### What is being asked
All entries should be output exactly as they stand.

^^^^^^^^^^^^^^^^

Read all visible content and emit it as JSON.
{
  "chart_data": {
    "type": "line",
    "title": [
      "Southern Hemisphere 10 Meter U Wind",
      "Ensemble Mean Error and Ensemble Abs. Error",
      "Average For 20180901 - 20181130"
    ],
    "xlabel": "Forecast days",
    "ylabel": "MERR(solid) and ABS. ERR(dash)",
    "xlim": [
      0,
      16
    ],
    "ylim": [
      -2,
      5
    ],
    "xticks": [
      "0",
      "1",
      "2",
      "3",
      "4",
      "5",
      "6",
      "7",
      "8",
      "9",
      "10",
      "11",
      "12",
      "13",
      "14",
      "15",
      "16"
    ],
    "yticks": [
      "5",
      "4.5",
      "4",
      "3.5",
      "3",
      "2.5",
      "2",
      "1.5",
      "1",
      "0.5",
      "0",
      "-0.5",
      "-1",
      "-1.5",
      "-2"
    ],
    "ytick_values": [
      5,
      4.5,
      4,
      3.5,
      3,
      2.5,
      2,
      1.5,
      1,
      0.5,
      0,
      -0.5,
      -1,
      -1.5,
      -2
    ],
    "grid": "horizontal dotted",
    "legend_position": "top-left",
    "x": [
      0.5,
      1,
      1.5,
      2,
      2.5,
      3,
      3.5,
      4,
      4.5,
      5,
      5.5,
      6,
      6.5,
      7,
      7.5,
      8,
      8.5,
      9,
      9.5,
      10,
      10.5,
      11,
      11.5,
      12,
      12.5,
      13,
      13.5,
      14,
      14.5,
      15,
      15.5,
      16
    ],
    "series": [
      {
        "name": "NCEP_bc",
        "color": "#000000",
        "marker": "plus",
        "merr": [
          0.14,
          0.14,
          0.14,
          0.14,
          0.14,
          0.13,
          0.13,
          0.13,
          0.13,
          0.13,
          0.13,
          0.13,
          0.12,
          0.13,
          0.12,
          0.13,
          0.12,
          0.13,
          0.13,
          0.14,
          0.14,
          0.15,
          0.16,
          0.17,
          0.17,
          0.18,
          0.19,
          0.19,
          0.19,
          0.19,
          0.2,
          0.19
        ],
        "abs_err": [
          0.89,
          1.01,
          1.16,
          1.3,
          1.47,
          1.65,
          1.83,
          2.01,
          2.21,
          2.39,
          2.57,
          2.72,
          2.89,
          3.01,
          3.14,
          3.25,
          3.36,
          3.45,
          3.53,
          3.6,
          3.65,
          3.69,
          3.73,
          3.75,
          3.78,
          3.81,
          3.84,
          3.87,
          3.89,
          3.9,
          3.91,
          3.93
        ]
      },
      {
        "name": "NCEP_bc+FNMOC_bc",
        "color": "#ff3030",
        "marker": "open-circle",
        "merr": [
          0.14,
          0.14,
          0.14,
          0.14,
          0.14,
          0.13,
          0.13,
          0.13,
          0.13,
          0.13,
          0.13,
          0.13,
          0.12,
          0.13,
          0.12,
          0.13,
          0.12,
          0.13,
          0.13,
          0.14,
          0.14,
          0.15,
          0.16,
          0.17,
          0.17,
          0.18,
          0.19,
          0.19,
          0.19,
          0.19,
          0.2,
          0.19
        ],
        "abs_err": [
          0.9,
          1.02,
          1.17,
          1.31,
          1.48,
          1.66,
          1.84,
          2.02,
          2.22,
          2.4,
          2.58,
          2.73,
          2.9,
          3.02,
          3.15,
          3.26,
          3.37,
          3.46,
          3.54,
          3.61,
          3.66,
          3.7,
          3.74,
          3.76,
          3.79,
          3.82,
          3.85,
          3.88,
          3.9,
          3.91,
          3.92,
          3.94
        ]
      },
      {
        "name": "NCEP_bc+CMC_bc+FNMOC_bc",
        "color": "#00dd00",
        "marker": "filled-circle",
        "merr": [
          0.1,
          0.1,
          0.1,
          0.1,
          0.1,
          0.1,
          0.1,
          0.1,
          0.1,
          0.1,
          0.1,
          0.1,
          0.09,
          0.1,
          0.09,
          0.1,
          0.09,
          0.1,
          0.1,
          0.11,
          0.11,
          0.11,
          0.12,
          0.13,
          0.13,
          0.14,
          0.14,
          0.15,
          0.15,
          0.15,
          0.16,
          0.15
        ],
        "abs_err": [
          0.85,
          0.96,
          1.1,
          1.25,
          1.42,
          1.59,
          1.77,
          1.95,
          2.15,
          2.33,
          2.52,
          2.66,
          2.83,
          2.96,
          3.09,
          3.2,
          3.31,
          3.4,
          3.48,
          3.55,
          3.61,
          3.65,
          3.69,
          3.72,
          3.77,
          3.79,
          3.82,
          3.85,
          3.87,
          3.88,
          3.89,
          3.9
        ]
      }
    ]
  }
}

^^^^^^^^^^^^^^^^

### Result for this exercise
Read all visible content and emit it as JSON.
{
  "chart_data": {
    "type": "line",
    "title": [
      "Southern Hemisphere 10 Meter U Wind",
      "Ensemble Mean Error and Ensemble Abs. Error",
      "Average For 20180901 - 20181130"
    ],
    "xlabel": "Forecast days",
    "ylabel": "MERR(solid) and ABS. ERR(dash)",
    "xlim": [
      0,
      16
    ],
    "ylim": [
      -2,
      5
    ],
    "xticks": [
      "0",
      "1",
      "2",
      "3",
      "4",
      "5",
      "6",
      "7",
      "8",
      "9",
      "10",
      "11",
      "12",
      "13",
      "14",
      "15",
      "16"
    ],
    "yticks": [
      "5",
      "4.5",
      "4",
      "3.5",
      "3",
      "2.5",
      "2",
      "1.5",
      "1",
      "0.5",
      "0",
      "-0.5",
      "-1",
      "-1.5",
      "-2"
    ],
    "ytick_values": [
      5,
      4.5,
      4,
      3.5,
      3,
      2.5,
      2,
      1.5,
      1,
      0.5,
      0,
      -0.5,
      -1,
      -1.5,
      -2
    ],
    "grid": "horizontal dotted",
    "legend_position": "top-left",
    "x": [
      0.5,
      1,
      1.5,
      2,
      2.5,
      3,
      3.5,
      4,
      4.5,
      5,
      5.5,
      6,
      6.5,
      7,
      7.5,
      8,
      8.5,
      9,
      9.5,
      10,
      10.5,
      11,
      11.5,
      12,
      12.5,
      13,
      13.5,
      14,
      14.5,
      15,
      15.5,
      16
    ],
    "series": [
      {
        "name": "NCEP_bc",
        "color": "#000000",
        "marker": "plus",
        "merr": [
          0.14,
          0.14,
          0.14,
          0.14,
          0.14,
          0.13,
          0.13,
          0.13,
          0.13,
          0.13,
          0.13,
          0.13,
          0.12,
          0.13,
          0.12,
          0.13,
          0.12,
          0.13,
          0.13,
          0.14,
          0.14,
          0.15,
          0.16,
          0.17,
          0.17,
          0.18,
          0.19,
          0.19,
          0.19,
          0.19,
          0.2,
          0.19
        ],
        "abs_err": [
          0.89,
          1.01,
          1.16,
          1.3,
          1.47,
          1.65,
          1.83,
          2.01,
          2.21,
          2.39,
          2.57,
          2.72,
          2.89,
          3.01,
          3.14,
          3.25,
          3.36,
          3.45,
          3.53,
          3.6,
          3.65,
          3.69,
          3.73,
          3.75,
          3.78,
          3.81,
          3.84,
          3.87,
          3.89,
          3.9,
          3.91,
          3.93
        ]
      },
      {
        "name": "NCEP_bc+FNMOC_bc",
        "color": "#ff3030",
        "marker": "open-circle",
        "merr": [
          0.14,
          0.14,
          0.14,
          0.14,
          0.14,
          0.13,
          0.13,
          0.13,
          0.13,
          0.13,
          0.13,
          0.13,
          0.12,
          0.13,
          0.12,
          0.13,
          0.12,
          0.13,
          0.13,
          0.14,
          0.14,
          0.15,
          0.16,
          0.17,
          0.17,
          0.18,
          0.19,
          0.19,
          0.19,
          0.19,
          0.2,
          0.19
        ],
        "abs_err": [
          0.9,
          1.02,
          1.17,
          1.31,
          1.48,
          1.66,
          1.84,
          2.02,
          2.22,
          2.4,
          2.58,
          2.73,
          2.9,
          3.02,
          3.15,
          3.26,
          3.37,
          3.46,
          3.54,
          3.61,
          3.66,
          3.7,
          3.74,
          3.76,
          3.79,
          3.82,
          3.85,
          3.88,
          3.9,
          3.91,
          3.92,
          3.94
        ]
      },
      {
        "name": "NCEP_bc+CMC_bc+FNMOC_bc",
        "color": "#00dd00",
        "marker": "filled-circle",
        "merr": [
          0.1,
          0.1,
          0.1,
          0.1,
          0.1,
          0.1,
          0.1,
          0.1,
          0.1,
          0.1,
          0.1,
          0.1,
          0.09,
          0.1,
          0.09,
          0.1,
          0.09,
          0.1,
          0.1,
          0.11,
          0.11,
          0.11,
          0.12,
          0.13,
          0.13,
          0.14,
          0.14,
          0.15,
          0.15,
          0.15,
          0.16,
          0.15
        ],
        "abs_err": [
          0.85,
          0.96,
          1.1,
          1.25,
          1.42,
          1.59,
          1.77,
          1.95,
          2.15,
          2.33,
          2.52,
          2.66,
          2.83,
          2.96,
          3.09,
          3.2,
          3.31,
          3.4,
          3.48,
          3.55,
          3.61,
          3.65,
          3.69,
          3.72,
          3.77,
          3.79,
          3.82,
          3.85,
          3.87,
          3.88,
          3.89,
          3.9
        ]
      }
    ]
  }
}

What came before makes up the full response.